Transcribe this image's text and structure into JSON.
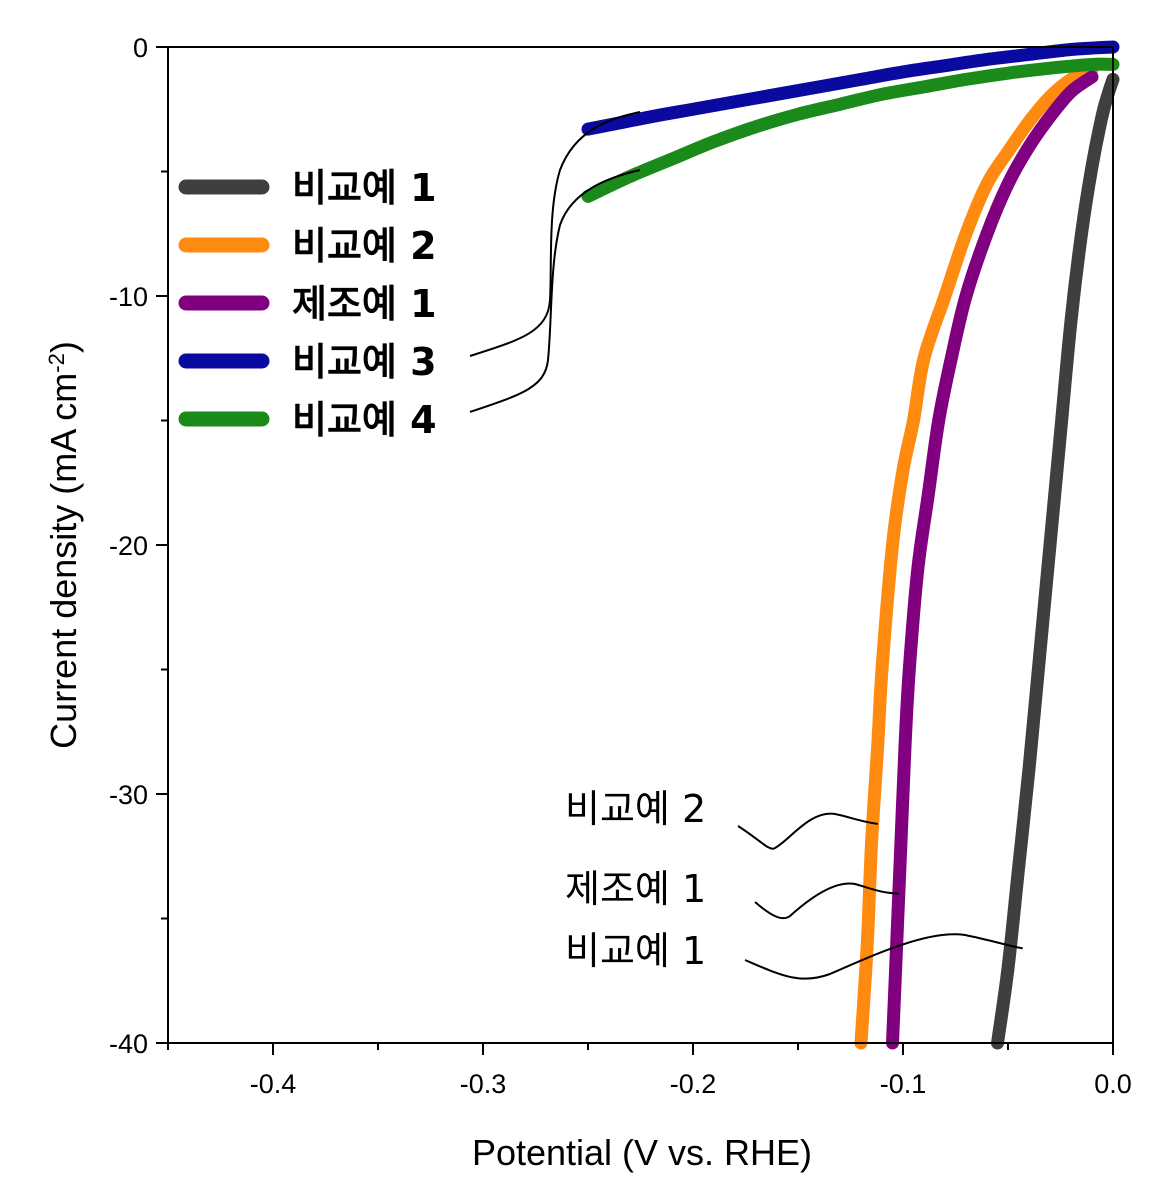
{
  "chart_data": {
    "type": "line",
    "title": "",
    "xlabel": "Potential (V vs. RHE)",
    "ylabel_main": "Current density (mA cm",
    "ylabel_sup": "-2",
    "ylabel_close": ")",
    "xlim": [
      -0.45,
      0.0
    ],
    "ylim": [
      -40,
      0
    ],
    "xticks": [
      -0.4,
      -0.3,
      -0.2,
      -0.1,
      0.0
    ],
    "xtick_labels": [
      "-0.4",
      "-0.3",
      "-0.2",
      "-0.1",
      "0.0"
    ],
    "yticks": [
      0,
      -10,
      -20,
      -30,
      -40
    ],
    "ytick_labels": [
      "0",
      "-10",
      "-20",
      "-30",
      "-40"
    ],
    "legend_position": "upper-left",
    "series": [
      {
        "name": "비교예 1",
        "color": "#3f3f3f",
        "x": [
          -0.055,
          -0.05,
          -0.045,
          -0.04,
          -0.035,
          -0.03,
          -0.025,
          -0.02,
          -0.015,
          -0.01,
          -0.005,
          -0.002,
          0.0
        ],
        "y": [
          -40,
          -37,
          -33,
          -29,
          -24.5,
          -20,
          -15.5,
          -11,
          -7.5,
          -4.8,
          -2.7,
          -1.8,
          -1.3
        ]
      },
      {
        "name": "비교예 2",
        "color": "#ff8a10",
        "x": [
          -0.12,
          -0.117,
          -0.115,
          -0.112,
          -0.11,
          -0.105,
          -0.1,
          -0.095,
          -0.09,
          -0.08,
          -0.07,
          -0.06,
          -0.05,
          -0.04,
          -0.03,
          -0.02,
          -0.01
        ],
        "y": [
          -40,
          -36,
          -32,
          -28,
          -25,
          -20,
          -17,
          -15,
          -12.5,
          -10,
          -7.5,
          -5.5,
          -4.2,
          -3.0,
          -2.0,
          -1.3,
          -0.9
        ]
      },
      {
        "name": "제조예 1",
        "color": "#800080",
        "x": [
          -0.105,
          -0.103,
          -0.101,
          -0.099,
          -0.097,
          -0.093,
          -0.088,
          -0.083,
          -0.077,
          -0.07,
          -0.06,
          -0.05,
          -0.04,
          -0.03,
          -0.02,
          -0.01
        ],
        "y": [
          -40,
          -36,
          -32,
          -28,
          -25,
          -21,
          -18,
          -15,
          -12.5,
          -10,
          -7.5,
          -5.5,
          -4.0,
          -2.8,
          -1.8,
          -1.2
        ]
      },
      {
        "name": "비교예 3",
        "color": "#0a0aa0",
        "x": [
          -0.25,
          -0.22,
          -0.2,
          -0.18,
          -0.16,
          -0.14,
          -0.12,
          -0.1,
          -0.08,
          -0.06,
          -0.04,
          -0.02,
          0.0
        ],
        "y": [
          -3.3,
          -2.8,
          -2.5,
          -2.2,
          -1.9,
          -1.6,
          -1.3,
          -1.0,
          -0.75,
          -0.5,
          -0.3,
          -0.1,
          0.0
        ]
      },
      {
        "name": "비교예 4",
        "color": "#1a8a1a",
        "x": [
          -0.25,
          -0.23,
          -0.21,
          -0.19,
          -0.17,
          -0.15,
          -0.13,
          -0.11,
          -0.09,
          -0.07,
          -0.05,
          -0.03,
          -0.01,
          0.0
        ],
        "y": [
          -6.0,
          -5.2,
          -4.5,
          -3.8,
          -3.2,
          -2.7,
          -2.3,
          -1.9,
          -1.6,
          -1.3,
          -1.05,
          -0.85,
          -0.7,
          -0.7
        ]
      }
    ],
    "annotations": [
      {
        "text": "비교예 2",
        "target_x": -0.112,
        "target_y": -31.2
      },
      {
        "text": "제조예 1",
        "target_x": -0.102,
        "target_y": -34.0
      },
      {
        "text": "비교예 1",
        "target_x": -0.043,
        "target_y": -36.2
      }
    ]
  }
}
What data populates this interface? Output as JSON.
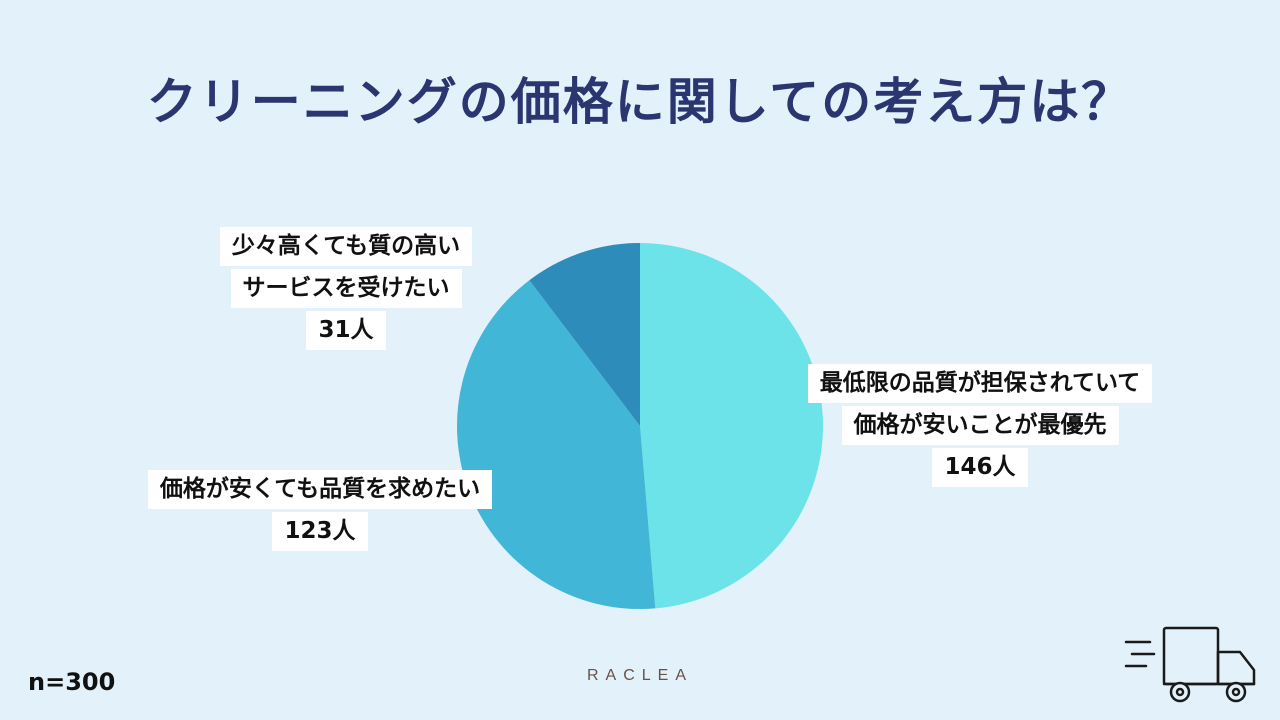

· · ·

> Aim: Pick out all the lines with the word "color" in them and copy them.

> Exercise output:
        "color": "#3f3f3f",
        "color": "#ff8a10",
        "color": "#800080",
        "color": "#0a0aa0",
        "color": "#1a8a1a",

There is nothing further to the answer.